Start of MATERIAL SUPPLIED

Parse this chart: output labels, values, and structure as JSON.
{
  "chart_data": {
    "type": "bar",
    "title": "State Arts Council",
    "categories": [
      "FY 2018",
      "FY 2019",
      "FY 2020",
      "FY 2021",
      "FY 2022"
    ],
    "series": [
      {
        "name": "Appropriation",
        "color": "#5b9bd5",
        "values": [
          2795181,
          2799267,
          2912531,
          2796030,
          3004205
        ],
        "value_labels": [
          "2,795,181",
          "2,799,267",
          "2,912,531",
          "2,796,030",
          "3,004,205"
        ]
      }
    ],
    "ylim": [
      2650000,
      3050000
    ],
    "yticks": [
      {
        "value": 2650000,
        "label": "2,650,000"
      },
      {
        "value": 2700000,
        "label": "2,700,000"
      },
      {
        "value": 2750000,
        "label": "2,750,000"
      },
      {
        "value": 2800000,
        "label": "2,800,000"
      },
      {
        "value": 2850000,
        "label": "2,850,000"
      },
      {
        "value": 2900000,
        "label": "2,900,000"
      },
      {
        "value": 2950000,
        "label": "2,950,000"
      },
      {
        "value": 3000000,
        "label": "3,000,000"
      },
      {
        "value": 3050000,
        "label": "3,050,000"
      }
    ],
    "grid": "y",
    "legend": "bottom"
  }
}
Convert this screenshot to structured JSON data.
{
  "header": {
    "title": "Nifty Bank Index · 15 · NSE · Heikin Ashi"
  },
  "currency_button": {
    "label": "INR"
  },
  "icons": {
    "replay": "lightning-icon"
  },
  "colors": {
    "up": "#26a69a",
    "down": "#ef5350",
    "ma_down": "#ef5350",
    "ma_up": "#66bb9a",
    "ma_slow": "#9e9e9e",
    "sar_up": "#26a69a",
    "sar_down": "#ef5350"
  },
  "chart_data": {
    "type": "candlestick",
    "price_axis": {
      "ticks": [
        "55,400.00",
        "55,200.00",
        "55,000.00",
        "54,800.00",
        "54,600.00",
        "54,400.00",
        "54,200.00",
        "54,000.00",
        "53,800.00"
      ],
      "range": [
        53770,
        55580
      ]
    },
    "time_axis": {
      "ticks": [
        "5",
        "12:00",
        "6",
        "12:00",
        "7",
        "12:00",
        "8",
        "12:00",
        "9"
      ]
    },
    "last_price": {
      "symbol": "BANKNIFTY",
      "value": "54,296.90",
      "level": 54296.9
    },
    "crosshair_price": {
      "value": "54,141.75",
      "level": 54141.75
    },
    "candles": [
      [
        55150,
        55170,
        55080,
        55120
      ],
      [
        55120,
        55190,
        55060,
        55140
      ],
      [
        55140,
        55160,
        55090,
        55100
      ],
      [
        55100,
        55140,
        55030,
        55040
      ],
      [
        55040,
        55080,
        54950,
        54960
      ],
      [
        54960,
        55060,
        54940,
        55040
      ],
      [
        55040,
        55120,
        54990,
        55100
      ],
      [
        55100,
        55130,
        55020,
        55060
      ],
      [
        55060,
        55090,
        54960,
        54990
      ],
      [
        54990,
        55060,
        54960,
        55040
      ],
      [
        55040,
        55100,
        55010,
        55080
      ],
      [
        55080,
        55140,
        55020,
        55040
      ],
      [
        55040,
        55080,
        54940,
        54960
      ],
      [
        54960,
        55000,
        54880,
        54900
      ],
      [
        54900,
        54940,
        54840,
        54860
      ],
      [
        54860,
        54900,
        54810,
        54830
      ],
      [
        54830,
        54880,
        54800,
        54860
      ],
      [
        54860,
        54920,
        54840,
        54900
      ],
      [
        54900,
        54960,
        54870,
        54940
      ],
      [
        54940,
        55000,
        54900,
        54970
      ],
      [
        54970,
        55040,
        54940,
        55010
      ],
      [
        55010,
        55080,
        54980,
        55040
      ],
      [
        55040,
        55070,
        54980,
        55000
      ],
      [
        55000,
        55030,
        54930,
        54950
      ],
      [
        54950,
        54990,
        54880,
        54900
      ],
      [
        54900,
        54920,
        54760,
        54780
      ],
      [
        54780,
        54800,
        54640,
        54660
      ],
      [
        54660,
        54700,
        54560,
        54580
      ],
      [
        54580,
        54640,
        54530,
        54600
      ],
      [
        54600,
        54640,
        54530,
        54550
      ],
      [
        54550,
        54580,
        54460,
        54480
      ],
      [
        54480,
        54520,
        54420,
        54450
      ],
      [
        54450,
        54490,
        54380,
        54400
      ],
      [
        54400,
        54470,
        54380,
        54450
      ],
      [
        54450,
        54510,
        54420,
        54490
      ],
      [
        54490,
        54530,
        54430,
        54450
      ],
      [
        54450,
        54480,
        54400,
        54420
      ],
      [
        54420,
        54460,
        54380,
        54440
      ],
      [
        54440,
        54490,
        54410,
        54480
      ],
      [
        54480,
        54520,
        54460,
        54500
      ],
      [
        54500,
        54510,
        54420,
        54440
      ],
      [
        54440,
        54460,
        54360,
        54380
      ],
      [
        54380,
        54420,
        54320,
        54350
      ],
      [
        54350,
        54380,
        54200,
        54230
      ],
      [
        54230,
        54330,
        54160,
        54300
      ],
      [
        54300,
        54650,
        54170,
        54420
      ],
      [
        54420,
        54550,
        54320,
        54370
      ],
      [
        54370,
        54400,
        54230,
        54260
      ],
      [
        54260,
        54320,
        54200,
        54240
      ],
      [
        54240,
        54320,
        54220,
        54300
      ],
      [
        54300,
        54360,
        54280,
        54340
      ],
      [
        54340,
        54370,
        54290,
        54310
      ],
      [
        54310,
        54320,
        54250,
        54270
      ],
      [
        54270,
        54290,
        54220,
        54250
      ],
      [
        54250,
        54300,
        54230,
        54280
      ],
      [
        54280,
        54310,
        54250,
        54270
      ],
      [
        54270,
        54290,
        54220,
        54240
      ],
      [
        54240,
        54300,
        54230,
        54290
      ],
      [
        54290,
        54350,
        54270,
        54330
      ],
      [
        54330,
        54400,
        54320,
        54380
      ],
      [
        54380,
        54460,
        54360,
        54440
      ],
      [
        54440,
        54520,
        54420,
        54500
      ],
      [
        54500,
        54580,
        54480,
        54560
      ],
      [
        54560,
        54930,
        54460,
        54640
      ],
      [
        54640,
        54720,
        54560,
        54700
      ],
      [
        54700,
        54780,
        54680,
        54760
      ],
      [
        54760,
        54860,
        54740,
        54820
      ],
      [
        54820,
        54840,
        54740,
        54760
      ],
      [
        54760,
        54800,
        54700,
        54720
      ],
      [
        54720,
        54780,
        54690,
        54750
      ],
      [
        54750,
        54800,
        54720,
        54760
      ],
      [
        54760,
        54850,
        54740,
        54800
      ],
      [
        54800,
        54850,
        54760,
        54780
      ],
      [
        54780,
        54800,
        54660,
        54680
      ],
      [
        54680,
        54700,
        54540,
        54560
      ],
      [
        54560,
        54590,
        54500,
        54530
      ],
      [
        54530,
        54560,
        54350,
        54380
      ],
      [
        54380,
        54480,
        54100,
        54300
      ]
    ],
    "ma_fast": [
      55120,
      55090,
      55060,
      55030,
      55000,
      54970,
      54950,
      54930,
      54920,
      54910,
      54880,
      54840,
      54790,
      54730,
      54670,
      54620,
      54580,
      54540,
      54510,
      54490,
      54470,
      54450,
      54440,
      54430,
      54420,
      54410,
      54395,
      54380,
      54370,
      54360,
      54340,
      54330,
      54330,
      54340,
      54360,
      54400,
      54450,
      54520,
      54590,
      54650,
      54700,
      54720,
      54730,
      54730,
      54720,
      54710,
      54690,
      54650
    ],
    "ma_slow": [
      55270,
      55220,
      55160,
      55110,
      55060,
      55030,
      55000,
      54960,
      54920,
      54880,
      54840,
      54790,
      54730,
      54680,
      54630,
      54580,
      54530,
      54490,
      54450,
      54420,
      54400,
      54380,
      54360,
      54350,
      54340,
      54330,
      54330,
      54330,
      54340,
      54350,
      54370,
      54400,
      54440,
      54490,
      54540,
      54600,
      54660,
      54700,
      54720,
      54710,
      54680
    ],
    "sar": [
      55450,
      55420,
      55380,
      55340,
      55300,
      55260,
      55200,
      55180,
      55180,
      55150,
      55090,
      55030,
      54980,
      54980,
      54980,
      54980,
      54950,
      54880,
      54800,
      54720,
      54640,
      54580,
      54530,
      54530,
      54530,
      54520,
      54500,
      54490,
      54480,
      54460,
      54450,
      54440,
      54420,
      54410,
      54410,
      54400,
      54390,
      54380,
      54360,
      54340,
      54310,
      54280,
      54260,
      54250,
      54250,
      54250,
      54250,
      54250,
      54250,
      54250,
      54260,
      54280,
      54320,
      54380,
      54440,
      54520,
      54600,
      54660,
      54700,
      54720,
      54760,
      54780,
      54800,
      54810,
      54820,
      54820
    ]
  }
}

End of MATERIAL SUPPLIED

## TASK DESCRIPTION:
Give solely the number of lines in the data that contain the string "title".

## PROBLEM SOLUTION:
2